EXERCISE MATERIALS
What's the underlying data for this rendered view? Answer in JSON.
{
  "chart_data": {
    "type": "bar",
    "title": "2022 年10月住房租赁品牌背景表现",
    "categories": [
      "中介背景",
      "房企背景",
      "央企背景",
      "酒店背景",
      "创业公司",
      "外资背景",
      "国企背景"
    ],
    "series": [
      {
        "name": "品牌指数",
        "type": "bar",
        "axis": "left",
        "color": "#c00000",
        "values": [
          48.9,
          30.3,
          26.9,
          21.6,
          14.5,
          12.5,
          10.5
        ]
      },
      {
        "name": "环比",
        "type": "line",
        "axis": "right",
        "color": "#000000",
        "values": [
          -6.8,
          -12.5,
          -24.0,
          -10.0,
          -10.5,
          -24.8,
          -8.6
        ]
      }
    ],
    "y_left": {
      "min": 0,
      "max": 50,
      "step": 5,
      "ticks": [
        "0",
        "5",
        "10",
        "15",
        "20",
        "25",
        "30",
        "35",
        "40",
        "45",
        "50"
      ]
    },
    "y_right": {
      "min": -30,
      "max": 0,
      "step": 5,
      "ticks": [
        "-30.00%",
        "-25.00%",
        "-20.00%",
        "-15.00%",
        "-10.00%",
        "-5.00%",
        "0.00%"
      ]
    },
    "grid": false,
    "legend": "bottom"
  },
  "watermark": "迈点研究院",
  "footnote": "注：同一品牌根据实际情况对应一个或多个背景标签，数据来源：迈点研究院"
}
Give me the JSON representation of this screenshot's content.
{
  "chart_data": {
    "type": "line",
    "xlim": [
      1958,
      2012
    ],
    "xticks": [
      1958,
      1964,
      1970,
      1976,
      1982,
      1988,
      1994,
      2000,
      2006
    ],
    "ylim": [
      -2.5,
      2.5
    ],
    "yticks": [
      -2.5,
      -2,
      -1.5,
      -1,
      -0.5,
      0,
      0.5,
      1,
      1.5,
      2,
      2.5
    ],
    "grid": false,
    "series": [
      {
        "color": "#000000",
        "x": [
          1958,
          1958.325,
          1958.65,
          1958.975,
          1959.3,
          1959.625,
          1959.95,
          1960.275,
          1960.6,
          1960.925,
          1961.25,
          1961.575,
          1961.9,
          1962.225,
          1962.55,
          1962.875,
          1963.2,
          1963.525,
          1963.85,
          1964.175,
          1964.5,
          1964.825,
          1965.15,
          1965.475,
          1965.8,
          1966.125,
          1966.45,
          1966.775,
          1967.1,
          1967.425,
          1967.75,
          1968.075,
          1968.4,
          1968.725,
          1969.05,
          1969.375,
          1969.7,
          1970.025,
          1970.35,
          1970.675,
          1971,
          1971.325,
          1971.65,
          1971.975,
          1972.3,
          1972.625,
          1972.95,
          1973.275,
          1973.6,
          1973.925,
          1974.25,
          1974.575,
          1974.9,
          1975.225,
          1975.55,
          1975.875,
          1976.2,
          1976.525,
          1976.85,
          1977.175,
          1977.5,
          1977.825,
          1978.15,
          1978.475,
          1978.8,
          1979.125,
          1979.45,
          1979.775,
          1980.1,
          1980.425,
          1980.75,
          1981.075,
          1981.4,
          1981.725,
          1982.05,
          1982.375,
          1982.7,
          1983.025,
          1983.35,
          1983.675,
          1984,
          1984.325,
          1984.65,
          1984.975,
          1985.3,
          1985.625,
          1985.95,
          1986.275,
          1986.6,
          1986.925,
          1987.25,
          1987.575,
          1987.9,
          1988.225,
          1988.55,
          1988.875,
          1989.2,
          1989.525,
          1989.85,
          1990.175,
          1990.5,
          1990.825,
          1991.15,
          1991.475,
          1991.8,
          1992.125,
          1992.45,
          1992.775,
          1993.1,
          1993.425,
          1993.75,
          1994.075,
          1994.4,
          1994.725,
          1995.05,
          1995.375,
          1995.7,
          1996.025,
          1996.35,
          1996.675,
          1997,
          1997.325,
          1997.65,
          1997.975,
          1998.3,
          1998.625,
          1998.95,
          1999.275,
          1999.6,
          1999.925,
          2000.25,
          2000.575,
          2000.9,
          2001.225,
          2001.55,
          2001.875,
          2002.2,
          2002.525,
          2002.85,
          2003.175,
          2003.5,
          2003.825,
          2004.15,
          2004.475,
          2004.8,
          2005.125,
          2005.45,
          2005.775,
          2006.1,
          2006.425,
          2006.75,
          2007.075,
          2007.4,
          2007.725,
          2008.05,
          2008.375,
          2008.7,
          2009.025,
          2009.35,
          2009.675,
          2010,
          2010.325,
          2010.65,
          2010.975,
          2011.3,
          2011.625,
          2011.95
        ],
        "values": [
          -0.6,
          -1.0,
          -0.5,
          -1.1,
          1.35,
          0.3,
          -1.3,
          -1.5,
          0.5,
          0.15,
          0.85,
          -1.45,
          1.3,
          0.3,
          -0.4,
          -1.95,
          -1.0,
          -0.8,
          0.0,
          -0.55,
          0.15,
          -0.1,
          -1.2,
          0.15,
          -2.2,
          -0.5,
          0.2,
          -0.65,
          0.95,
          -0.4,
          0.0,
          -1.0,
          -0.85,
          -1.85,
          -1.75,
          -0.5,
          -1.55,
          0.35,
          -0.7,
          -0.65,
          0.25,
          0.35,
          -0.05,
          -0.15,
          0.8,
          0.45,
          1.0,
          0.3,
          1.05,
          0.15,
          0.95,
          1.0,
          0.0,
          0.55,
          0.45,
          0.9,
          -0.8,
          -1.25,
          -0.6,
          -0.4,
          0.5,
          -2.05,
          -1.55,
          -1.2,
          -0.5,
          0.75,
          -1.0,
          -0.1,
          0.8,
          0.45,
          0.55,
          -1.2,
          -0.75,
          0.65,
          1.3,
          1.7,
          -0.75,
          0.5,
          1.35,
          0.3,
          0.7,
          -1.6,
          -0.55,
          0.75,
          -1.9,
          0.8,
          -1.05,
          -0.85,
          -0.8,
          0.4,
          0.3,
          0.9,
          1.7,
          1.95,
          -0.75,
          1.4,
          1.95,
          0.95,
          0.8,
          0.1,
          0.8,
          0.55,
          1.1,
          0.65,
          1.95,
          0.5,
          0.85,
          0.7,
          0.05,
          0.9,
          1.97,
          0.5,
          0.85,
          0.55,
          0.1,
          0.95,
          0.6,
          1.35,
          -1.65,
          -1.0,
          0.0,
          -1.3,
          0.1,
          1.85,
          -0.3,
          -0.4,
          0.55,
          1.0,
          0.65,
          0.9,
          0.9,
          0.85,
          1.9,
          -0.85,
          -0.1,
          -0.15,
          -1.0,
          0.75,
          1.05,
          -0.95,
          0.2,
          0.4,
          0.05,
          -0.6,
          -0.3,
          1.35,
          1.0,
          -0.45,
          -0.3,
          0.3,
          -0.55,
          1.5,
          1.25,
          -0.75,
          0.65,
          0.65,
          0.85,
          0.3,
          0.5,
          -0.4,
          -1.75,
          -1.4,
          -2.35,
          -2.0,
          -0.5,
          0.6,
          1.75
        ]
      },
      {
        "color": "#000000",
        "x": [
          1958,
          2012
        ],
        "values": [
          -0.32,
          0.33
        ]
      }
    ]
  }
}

DIRECTION
Write out every line of the records exactly.

RESULT OF THIS EXERCISE
What's the underlying data for this rendered view? Answer in JSON.
{
  "chart_data": {
    "type": "bar",
    "title": "2022 年10月住房租赁品牌背景表现",
    "categories": [
      "中介背景",
      "房企背景",
      "央企背景",
      "酒店背景",
      "创业公司",
      "外资背景",
      "国企背景"
    ],
    "series": [
      {
        "name": "品牌指数",
        "type": "bar",
        "axis": "left",
        "color": "#c00000",
        "values": [
          48.9,
          30.3,
          26.9,
          21.6,
          14.5,
          12.5,
          10.5
        ]
      },
      {
        "name": "环比",
        "type": "line",
        "axis": "right",
        "color": "#000000",
        "values": [
          -6.8,
          -12.5,
          -24.0,
          -10.0,
          -10.5,
          -24.8,
          -8.6
        ]
      }
    ],
    "y_left": {
      "min": 0,
      "max": 50,
      "step": 5,
      "ticks": [
        "0",
        "5",
        "10",
        "15",
        "20",
        "25",
        "30",
        "35",
        "40",
        "45",
        "50"
      ]
    },
    "y_right": {
      "min": -30,
      "max": 0,
      "step": 5,
      "ticks": [
        "-30.00%",
        "-25.00%",
        "-20.00%",
        "-15.00%",
        "-10.00%",
        "-5.00%",
        "0.00%"
      ]
    },
    "grid": false,
    "legend": "bottom"
  },
  "watermark": "迈点研究院",
  "footnote": "注：同一品牌根据实际情况对应一个或多个背景标签，数据来源：迈点研究院"
}
Give me the JSON representation of this screenshot's content.
{
  "chart_data": {
    "type": "line",
    "xlim": [
      1958,
      2012
    ],
    "xticks": [
      1958,
      1964,
      1970,
      1976,
      1982,
      1988,
      1994,
      2000,
      2006
    ],
    "ylim": [
      -2.5,
      2.5
    ],
    "yticks": [
      -2.5,
      -2,
      -1.5,
      -1,
      -0.5,
      0,
      0.5,
      1,
      1.5,
      2,
      2.5
    ],
    "grid": false,
    "series": [
      {
        "color": "#000000",
        "x": [
          1958,
          1958.325,
          1958.65,
          1958.975,
          1959.3,
          1959.625,
          1959.95,
          1960.275,
          1960.6,
          1960.925,
          1961.25,
          1961.575,
          1961.9,
          1962.225,
          1962.55,
          1962.875,
          1963.2,
          1963.525,
          1963.85,
          1964.175,
          1964.5,
          1964.825,
          1965.15,
          1965.475,
          1965.8,
          1966.125,
          1966.45,
          1966.775,
          1967.1,
          1967.425,
          1967.75,
          1968.075,
          1968.4,
          1968.725,
          1969.05,
          1969.375,
          1969.7,
          1970.025,
          1970.35,
          1970.675,
          1971,
          1971.325,
          1971.65,
          1971.975,
          1972.3,
          1972.625,
          1972.95,
          1973.275,
          1973.6,
          1973.925,
          1974.25,
          1974.575,
          1974.9,
          1975.225,
          1975.55,
          1975.875,
          1976.2,
          1976.525,
          1976.85,
          1977.175,
          1977.5,
          1977.825,
          1978.15,
          1978.475,
          1978.8,
          1979.125,
          1979.45,
          1979.775,
          1980.1,
          1980.425,
          1980.75,
          1981.075,
          1981.4,
          1981.725,
          1982.05,
          1982.375,
          1982.7,
          1983.025,
          1983.35,
          1983.675,
          1984,
          1984.325,
          1984.65,
          1984.975,
          1985.3,
          1985.625,
          1985.95,
          1986.275,
          1986.6,
          1986.925,
          1987.25,
          1987.575,
          1987.9,
          1988.225,
          1988.55,
          1988.875,
          1989.2,
          1989.525,
          1989.85,
          1990.175,
          1990.5,
          1990.825,
          1991.15,
          1991.475,
          1991.8,
          1992.125,
          1992.45,
          1992.775,
          1993.1,
          1993.425,
          1993.75,
          1994.075,
          1994.4,
          1994.725,
          1995.05,
          1995.375,
          1995.7,
          1996.025,
          1996.35,
          1996.675,
          1997,
          1997.325,
          1997.65,
          1997.975,
          1998.3,
          1998.625,
          1998.95,
          1999.275,
          1999.6,
          1999.925,
          2000.25,
          2000.575,
          2000.9,
          2001.225,
          2001.55,
          2001.875,
          2002.2,
          2002.525,
          2002.85,
          2003.175,
          2003.5,
          2003.825,
          2004.15,
          2004.475,
          2004.8,
          2005.125,
          2005.45,
          2005.775,
          2006.1,
          2006.425,
          2006.75,
          2007.075,
          2007.4,
          2007.725,
          2008.05,
          2008.375,
          2008.7,
          2009.025,
          2009.35,
          2009.675,
          2010,
          2010.325,
          2010.65,
          2010.975,
          2011.3,
          2011.625,
          2011.95
        ],
        "values": [
          -0.6,
          -1.0,
          -0.5,
          -1.1,
          1.35,
          0.3,
          -1.3,
          -1.5,
          0.5,
          0.15,
          0.85,
          -1.45,
          1.3,
          0.3,
          -0.4,
          -1.95,
          -1.0,
          -0.8,
          0.0,
          -0.55,
          0.15,
          -0.1,
          -1.2,
          0.15,
          -2.2,
          -0.5,
          0.2,
          -0.65,
          0.95,
          -0.4,
          0.0,
          -1.0,
          -0.85,
          -1.85,
          -1.75,
          -0.5,
          -1.55,
          0.35,
          -0.7,
          -0.65,
          0.25,
          0.35,
          -0.05,
          -0.15,
          0.8,
          0.45,
          1.0,
          0.3,
          1.05,
          0.15,
          0.95,
          1.0,
          0.0,
          0.55,
          0.45,
          0.9,
          -0.8,
          -1.25,
          -0.6,
          -0.4,
          0.5,
          -2.05,
          -1.55,
          -1.2,
          -0.5,
          0.75,
          -1.0,
          -0.1,
          0.8,
          0.45,
          0.55,
          -1.2,
          -0.75,
          0.65,
          1.3,
          1.7,
          -0.75,
          0.5,
          1.35,
          0.3,
          0.7,
          -1.6,
          -0.55,
          0.75,
          -1.9,
          0.8,
          -1.05,
          -0.85,
          -0.8,
          0.4,
          0.3,
          0.9,
          1.7,
          1.95,
          -0.75,
          1.4,
          1.95,
          0.95,
          0.8,
          0.1,
          0.8,
          0.55,
          1.1,
          0.65,
          1.95,
          0.5,
          0.85,
          0.7,
          0.05,
          0.9,
          1.97,
          0.5,
          0.85,
          0.55,
          0.1,
          0.95,
          0.6,
          1.35,
          -1.65,
          -1.0,
          0.0,
          -1.3,
          0.1,
          1.85,
          -0.3,
          -0.4,
          0.55,
          1.0,
          0.65,
          0.9,
          0.9,
          0.85,
          1.9,
          -0.85,
          -0.1,
          -0.15,
          -1.0,
          0.75,
          1.05,
          -0.95,
          0.2,
          0.4,
          0.05,
          -0.6,
          -0.3,
          1.35,
          1.0,
          -0.45,
          -0.3,
          0.3,
          -0.55,
          1.5,
          1.25,
          -0.75,
          0.65,
          0.65,
          0.85,
          0.3,
          0.5,
          -0.4,
          -1.75,
          -1.4,
          -2.35,
          -2.0,
          -0.5,
          0.6,
          1.75
        ]
      },
      {
        "color": "#000000",
        "x": [
          1958,
          2012
        ],
        "values": [
          -0.32,
          0.33
        ]
      }
    ]
  }
}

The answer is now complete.